WORK INSTRUCTIONS — Pick out each line containing the string "preguntas" and copy it.

DATA PROVIDED —
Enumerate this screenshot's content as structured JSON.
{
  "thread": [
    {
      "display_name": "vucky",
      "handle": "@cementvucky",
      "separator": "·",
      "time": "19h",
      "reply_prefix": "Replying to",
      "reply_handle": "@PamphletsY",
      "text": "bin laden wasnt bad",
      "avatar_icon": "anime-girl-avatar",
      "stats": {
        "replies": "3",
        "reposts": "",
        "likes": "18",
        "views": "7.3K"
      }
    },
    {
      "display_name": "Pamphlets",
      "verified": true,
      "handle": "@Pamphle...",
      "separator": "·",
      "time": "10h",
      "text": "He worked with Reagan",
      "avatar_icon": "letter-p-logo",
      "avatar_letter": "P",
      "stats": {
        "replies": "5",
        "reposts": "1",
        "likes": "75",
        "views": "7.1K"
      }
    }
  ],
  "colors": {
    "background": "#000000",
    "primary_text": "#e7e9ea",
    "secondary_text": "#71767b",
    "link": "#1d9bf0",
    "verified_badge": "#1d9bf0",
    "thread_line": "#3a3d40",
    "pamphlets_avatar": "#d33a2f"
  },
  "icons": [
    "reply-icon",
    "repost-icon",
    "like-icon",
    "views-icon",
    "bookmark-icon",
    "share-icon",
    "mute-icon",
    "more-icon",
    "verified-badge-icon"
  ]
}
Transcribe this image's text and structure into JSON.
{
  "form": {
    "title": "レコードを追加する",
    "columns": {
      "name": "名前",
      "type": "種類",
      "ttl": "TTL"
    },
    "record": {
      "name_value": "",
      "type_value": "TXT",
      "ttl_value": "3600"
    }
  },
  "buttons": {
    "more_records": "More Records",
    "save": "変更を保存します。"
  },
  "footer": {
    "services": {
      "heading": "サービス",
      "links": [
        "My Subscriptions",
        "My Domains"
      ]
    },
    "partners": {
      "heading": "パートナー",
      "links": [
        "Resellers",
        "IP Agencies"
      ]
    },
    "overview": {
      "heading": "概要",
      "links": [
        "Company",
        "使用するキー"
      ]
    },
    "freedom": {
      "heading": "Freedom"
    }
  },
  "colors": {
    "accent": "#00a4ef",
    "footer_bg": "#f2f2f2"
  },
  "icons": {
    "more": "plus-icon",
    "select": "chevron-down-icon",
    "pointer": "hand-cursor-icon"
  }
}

...

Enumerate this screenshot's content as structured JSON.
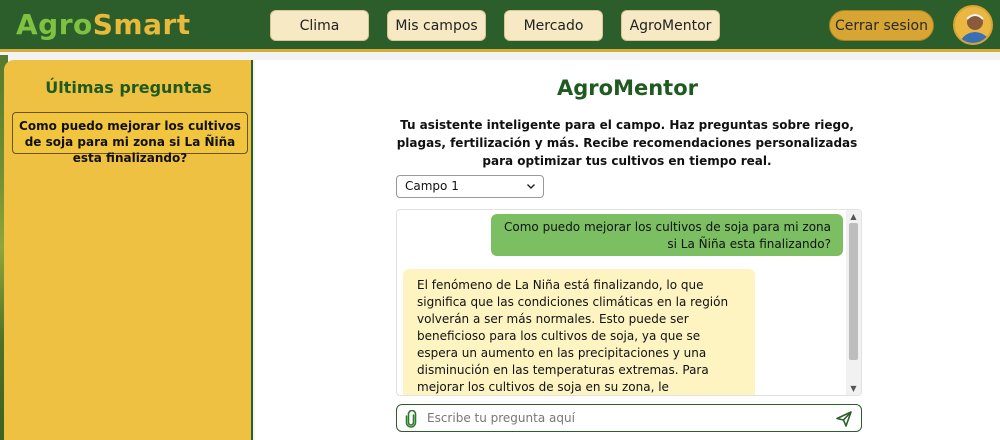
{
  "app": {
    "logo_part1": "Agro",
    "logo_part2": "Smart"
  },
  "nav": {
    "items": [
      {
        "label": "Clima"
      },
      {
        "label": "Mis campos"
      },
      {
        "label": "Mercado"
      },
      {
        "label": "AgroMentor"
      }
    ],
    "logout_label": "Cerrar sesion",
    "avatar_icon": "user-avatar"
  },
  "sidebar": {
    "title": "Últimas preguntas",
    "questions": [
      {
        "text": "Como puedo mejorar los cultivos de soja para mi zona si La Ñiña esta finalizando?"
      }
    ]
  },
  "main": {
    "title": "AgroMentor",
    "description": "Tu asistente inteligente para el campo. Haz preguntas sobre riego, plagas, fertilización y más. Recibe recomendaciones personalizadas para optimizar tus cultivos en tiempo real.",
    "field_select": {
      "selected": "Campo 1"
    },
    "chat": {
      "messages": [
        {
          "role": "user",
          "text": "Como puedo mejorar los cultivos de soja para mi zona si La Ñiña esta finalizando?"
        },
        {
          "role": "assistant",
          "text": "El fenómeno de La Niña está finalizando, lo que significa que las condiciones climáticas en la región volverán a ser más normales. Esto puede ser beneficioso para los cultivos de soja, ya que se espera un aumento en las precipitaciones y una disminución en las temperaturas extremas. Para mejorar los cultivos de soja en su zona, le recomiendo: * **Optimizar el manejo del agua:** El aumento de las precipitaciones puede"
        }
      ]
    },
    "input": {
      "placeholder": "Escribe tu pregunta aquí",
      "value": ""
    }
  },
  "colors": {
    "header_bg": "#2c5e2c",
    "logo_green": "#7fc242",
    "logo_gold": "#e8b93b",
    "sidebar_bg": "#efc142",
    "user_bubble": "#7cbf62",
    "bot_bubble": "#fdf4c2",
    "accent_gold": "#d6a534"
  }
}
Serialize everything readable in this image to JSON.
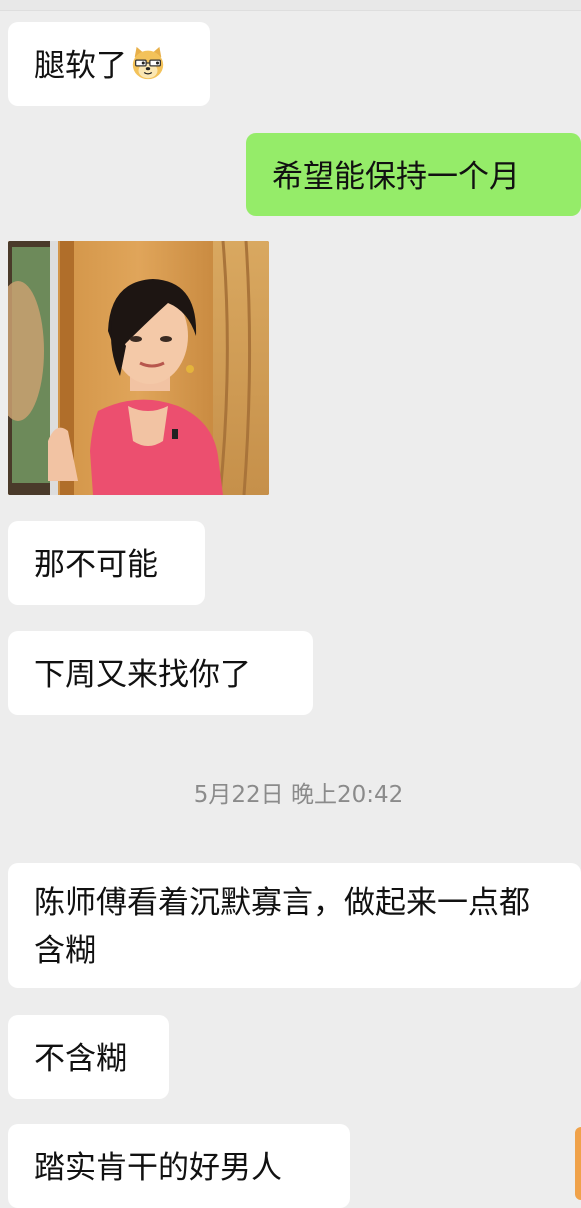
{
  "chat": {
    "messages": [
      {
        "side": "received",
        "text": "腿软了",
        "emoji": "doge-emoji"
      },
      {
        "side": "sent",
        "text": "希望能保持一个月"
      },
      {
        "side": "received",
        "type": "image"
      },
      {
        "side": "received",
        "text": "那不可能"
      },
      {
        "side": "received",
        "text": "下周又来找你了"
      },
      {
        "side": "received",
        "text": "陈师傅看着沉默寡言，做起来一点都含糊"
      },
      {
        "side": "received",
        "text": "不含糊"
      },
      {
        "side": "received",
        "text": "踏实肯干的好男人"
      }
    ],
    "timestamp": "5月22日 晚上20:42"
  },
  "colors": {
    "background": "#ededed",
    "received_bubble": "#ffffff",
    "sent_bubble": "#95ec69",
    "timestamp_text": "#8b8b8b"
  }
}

ANSWER BELOW —
    "title": "Últimas preguntas",
    "description": "Tu asistente inteligente para el campo. Haz preguntas sobre riego, plagas, fertilización y más. Recibe recomendaciones personalizadas para optimizar tus cultivos en tiempo real.",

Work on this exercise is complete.